Rows from a figure dataset

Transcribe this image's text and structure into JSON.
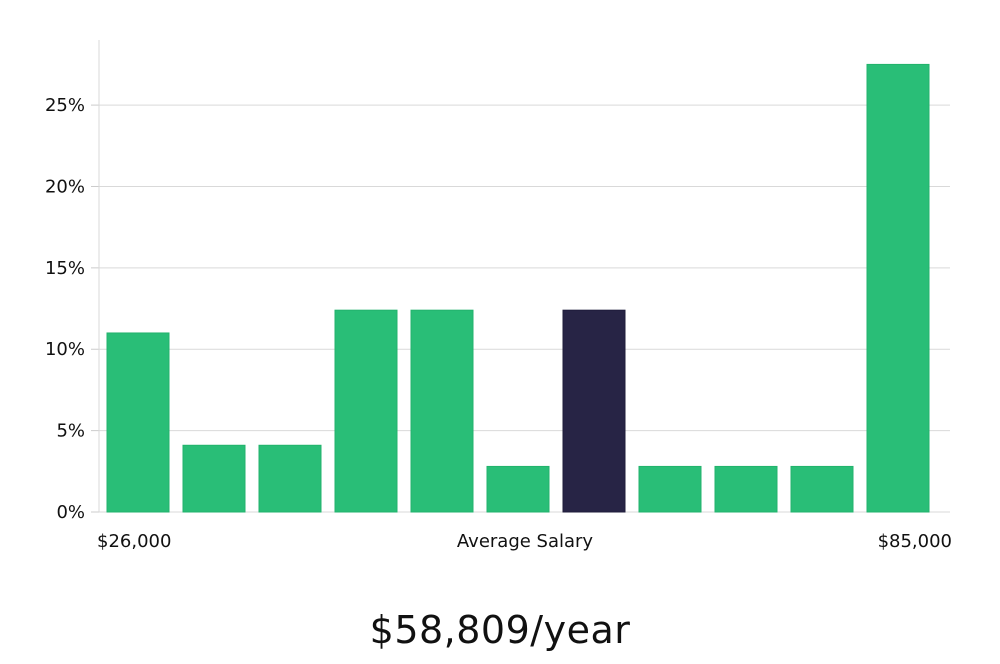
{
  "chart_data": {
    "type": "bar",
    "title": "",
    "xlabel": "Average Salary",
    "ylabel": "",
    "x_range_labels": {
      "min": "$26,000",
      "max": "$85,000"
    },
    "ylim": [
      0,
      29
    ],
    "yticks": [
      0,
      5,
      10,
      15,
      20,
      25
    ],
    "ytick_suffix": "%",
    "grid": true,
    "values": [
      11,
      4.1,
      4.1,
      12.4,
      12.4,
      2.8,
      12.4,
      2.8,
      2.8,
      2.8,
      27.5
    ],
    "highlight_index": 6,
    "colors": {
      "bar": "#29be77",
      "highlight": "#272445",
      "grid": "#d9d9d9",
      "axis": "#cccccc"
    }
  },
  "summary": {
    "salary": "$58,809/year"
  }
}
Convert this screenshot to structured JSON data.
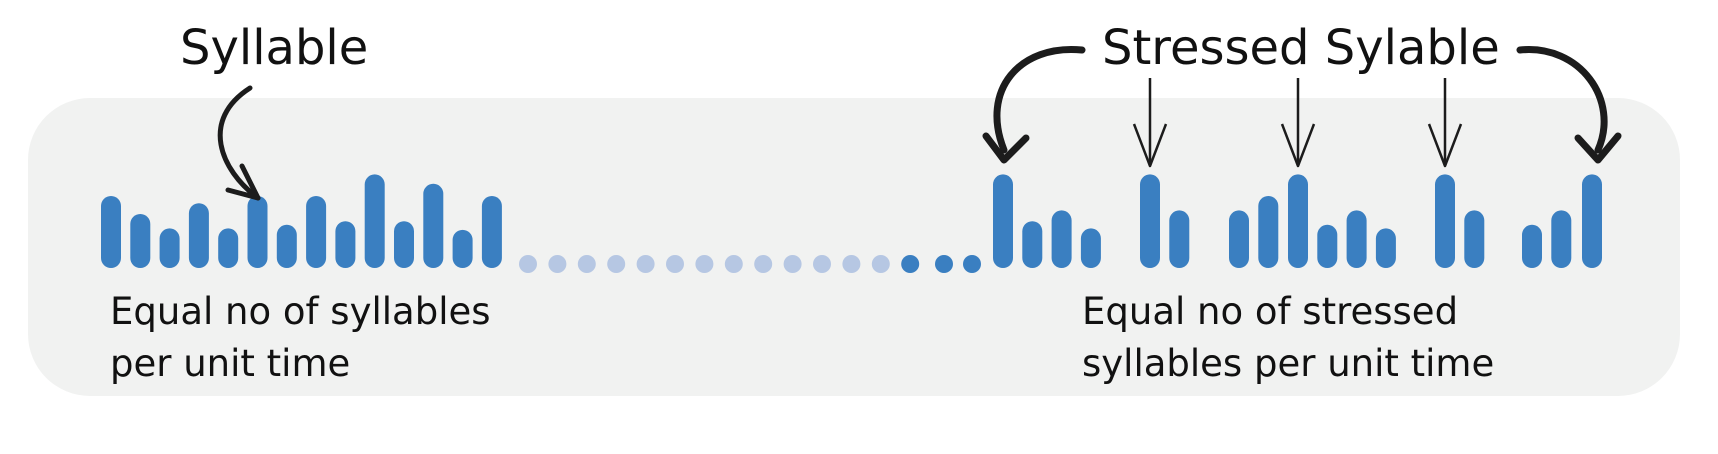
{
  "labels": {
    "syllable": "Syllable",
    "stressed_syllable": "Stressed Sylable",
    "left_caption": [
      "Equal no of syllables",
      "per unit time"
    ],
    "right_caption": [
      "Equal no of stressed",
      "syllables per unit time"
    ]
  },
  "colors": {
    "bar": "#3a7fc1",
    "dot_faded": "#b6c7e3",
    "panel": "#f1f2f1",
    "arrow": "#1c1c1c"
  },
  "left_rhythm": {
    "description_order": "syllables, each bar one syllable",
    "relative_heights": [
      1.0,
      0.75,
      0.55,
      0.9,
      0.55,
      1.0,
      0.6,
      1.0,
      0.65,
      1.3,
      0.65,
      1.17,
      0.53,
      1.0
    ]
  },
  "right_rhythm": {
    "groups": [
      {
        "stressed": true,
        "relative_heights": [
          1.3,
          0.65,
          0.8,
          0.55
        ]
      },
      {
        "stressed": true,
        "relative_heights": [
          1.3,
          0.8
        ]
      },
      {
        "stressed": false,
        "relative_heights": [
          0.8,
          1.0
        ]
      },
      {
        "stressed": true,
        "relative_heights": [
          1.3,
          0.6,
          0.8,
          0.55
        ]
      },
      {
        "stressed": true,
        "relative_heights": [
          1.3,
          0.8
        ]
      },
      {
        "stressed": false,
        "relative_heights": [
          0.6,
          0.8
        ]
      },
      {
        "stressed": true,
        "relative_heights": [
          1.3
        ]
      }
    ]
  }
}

§ What is asked: The data should be printed again unchanged; leave its pictures out.

§ Correct result:
Transcribe this image's text and structure into JSON.
{
  "chart_data": {
    "type": "bar",
    "title": "",
    "xlabel": "Average Salary",
    "ylabel": "",
    "x_range_labels": {
      "min": "$26,000",
      "max": "$85,000"
    },
    "ylim": [
      0,
      29
    ],
    "yticks": [
      0,
      5,
      10,
      15,
      20,
      25
    ],
    "ytick_suffix": "%",
    "grid": true,
    "values": [
      11,
      4.1,
      4.1,
      12.4,
      12.4,
      2.8,
      12.4,
      2.8,
      2.8,
      2.8,
      27.5
    ],
    "highlight_index": 6,
    "colors": {
      "bar": "#29be77",
      "highlight": "#272445",
      "grid": "#d9d9d9",
      "axis": "#cccccc"
    }
  },
  "summary": {
    "salary": "$58,809/year"
  }
}
Convert this screenshot to structured JSON data.
{
  "labels": {
    "syllable": "Syllable",
    "stressed_syllable": "Stressed Sylable",
    "left_caption": [
      "Equal no of syllables",
      "per unit time"
    ],
    "right_caption": [
      "Equal no of stressed",
      "syllables per unit time"
    ]
  },
  "colors": {
    "bar": "#3a7fc1",
    "dot_faded": "#b6c7e3",
    "panel": "#f1f2f1",
    "arrow": "#1c1c1c"
  },
  "left_rhythm": {
    "description_order": "syllables, each bar one syllable",
    "relative_heights": [
      1.0,
      0.75,
      0.55,
      0.9,
      0.55,
      1.0,
      0.6,
      1.0,
      0.65,
      1.3,
      0.65,
      1.17,
      0.53,
      1.0
    ]
  },
  "right_rhythm": {
    "groups": [
      {
        "stressed": true,
        "relative_heights": [
          1.3,
          0.65,
          0.8,
          0.55
        ]
      },
      {
        "stressed": true,
        "relative_heights": [
          1.3,
          0.8
        ]
      },
      {
        "stressed": false,
        "relative_heights": [
          0.8,
          1.0
        ]
      },
      {
        "stressed": true,
        "relative_heights": [
          1.3,
          0.6,
          0.8,
          0.55
        ]
      },
      {
        "stressed": true,
        "relative_heights": [
          1.3,
          0.8
        ]
      },
      {
        "stressed": false,
        "relative_heights": [
          0.6,
          0.8
        ]
      },
      {
        "stressed": true,
        "relative_heights": [
          1.3
        ]
      }
    ]
  }
}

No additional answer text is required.